SET EXERCISE
In the records that follow, show each line where the word "Tracking" is present.

▬▬▬

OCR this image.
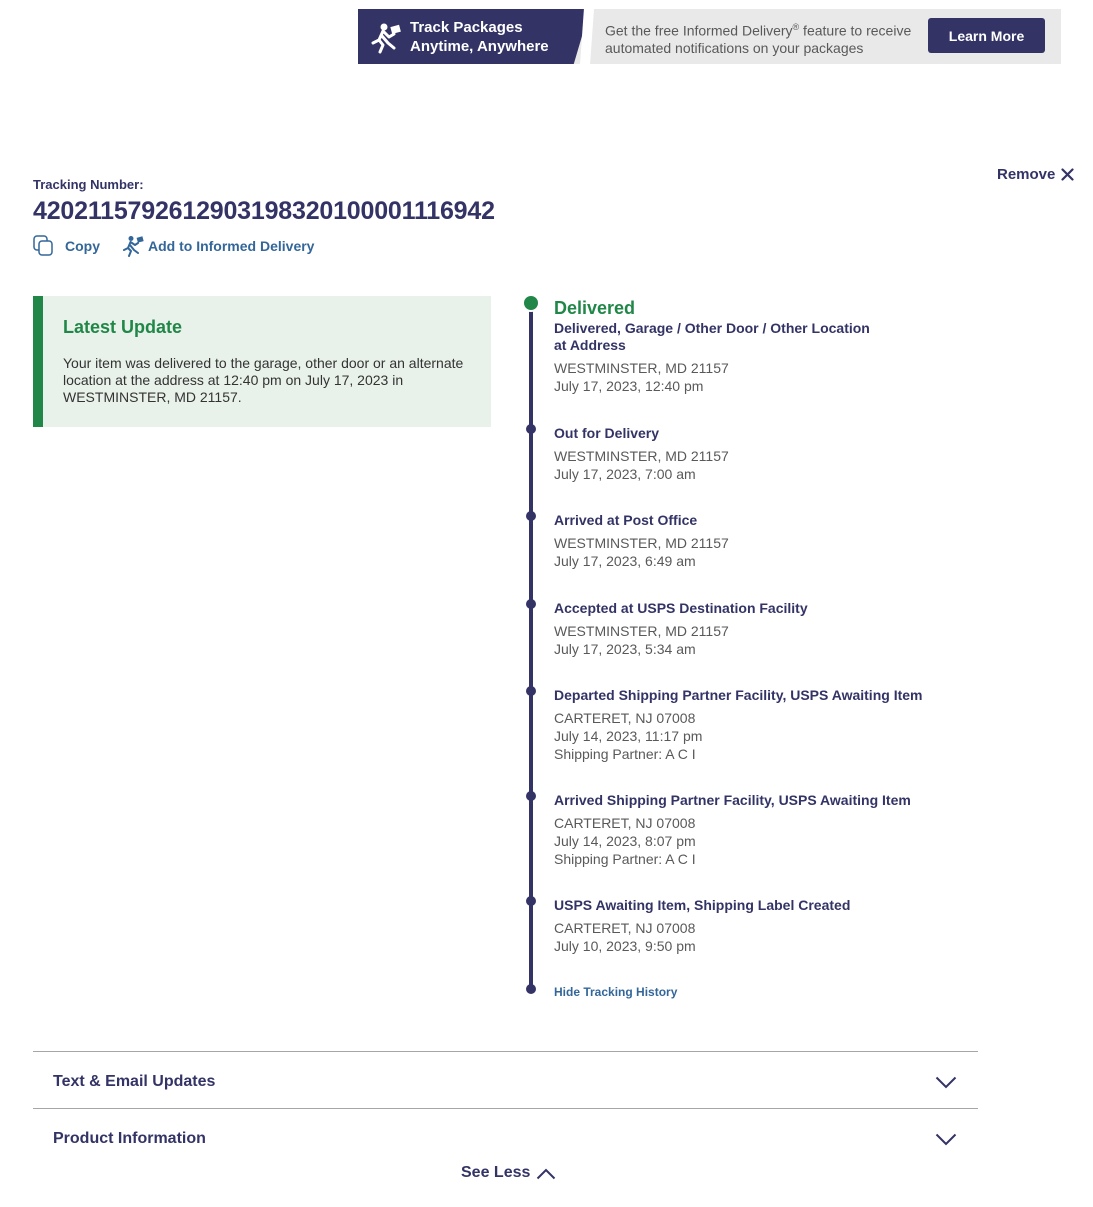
Track Packages
Anytime, Anywhere
Get the free Informed Delivery® feature to receive automated notifications on your packages
Learn More
Remove
Tracking Number:
4202115792612903198320100001116942
Copy	Add to Informed Delivery
Latest Update
Your item was delivered to the garage, other door or an alternate location at the address at 12:40 pm on July 17, 2023 in WESTMINSTER, MD 21157.
Delivered
Delivered, Garage / Other Door / Other Location at Address
WESTMINSTER, MD 21157
July 17, 2023, 12:40 pm
Out for Delivery
WESTMINSTER, MD 21157
July 17, 2023, 7:00 am
Arrived at Post Office
WESTMINSTER, MD 21157
July 17, 2023, 6:49 am
Accepted at USPS Destination Facility
WESTMINSTER, MD 21157
July 17, 2023, 5:34 am
Departed Shipping Partner Facility, USPS Awaiting Item
CARTERET, NJ 07008
July 14, 2023, 11:17 pm
Shipping Partner: A C I
Arrived Shipping Partner Facility, USPS Awaiting Item
CARTERET, NJ 07008
July 14, 2023, 8:07 pm
Shipping Partner: A C I
USPS Awaiting Item, Shipping Label Created
CARTERET, NJ 07008
July 10, 2023, 9:50 pm
Hide Tracking History
Text & Email Updates
Product Information
See Less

▬▬▬

WORKED SOLUTION
Tracking Number:
Hide Tracking History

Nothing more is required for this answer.